> STATED GOAL: Quote all entries exactly, leaving pictures aside.

> STORED ROWS:
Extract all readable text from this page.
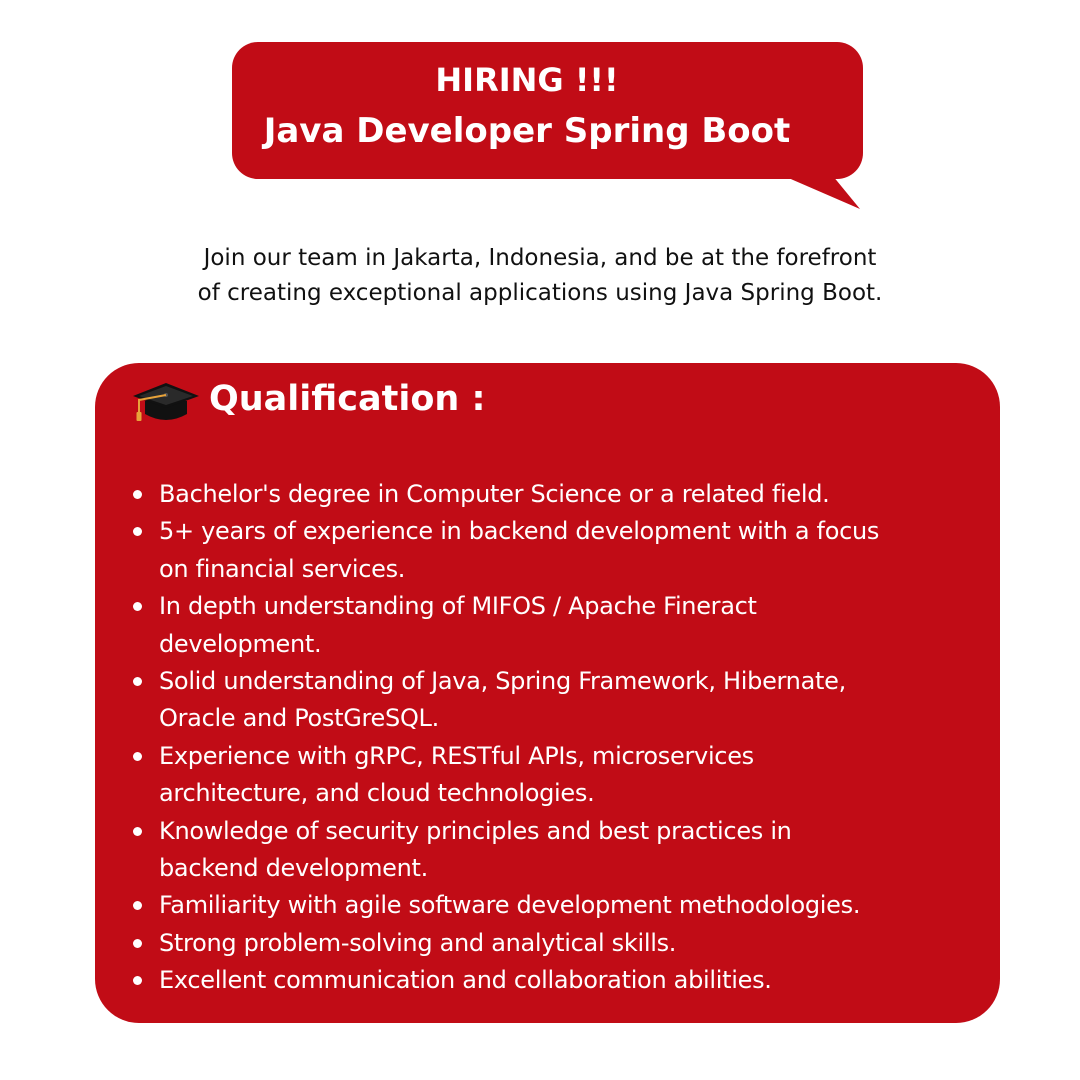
HIRING !!!
Java Developer Spring Boot
Join our team in Jakarta, Indonesia, and be at the forefront
of creating exceptional applications using Java Spring Boot.
Qualification :
Bachelor's degree in Computer Science or a related field.
5+ years of experience in backend development with a focus
on financial services.
In depth understanding of MIFOS / Apache Fineract
development.
Solid understanding of Java, Spring Framework, Hibernate,
Oracle and PostGreSQL.
Experience with gRPC, RESTful APIs, microservices
architecture, and cloud technologies.
Knowledge of security principles and best practices in
backend development.
Familiarity with agile software development methodologies.
Strong problem-solving and analytical skills.
Excellent communication and collaboration abilities.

> OUTPUT BELOW:
Extract all readable text from this page.
HIRING !!!
Java Developer Spring Boot
Join our team in Jakarta, Indonesia, and be at the forefront
of creating exceptional applications using Java Spring Boot.
Qualification :
Bachelor's degree in Computer Science or a related field.
5+ years of experience in backend development with a focus
on financial services.
In depth understanding of MIFOS / Apache Fineract
development.
Solid understanding of Java, Spring Framework, Hibernate,
Oracle and PostGreSQL.
Experience with gRPC, RESTful APIs, microservices
architecture, and cloud technologies.
Knowledge of security principles and best practices in
backend development.
Familiarity with agile software development methodologies.
Strong problem-solving and analytical skills.
Excellent communication and collaboration abilities.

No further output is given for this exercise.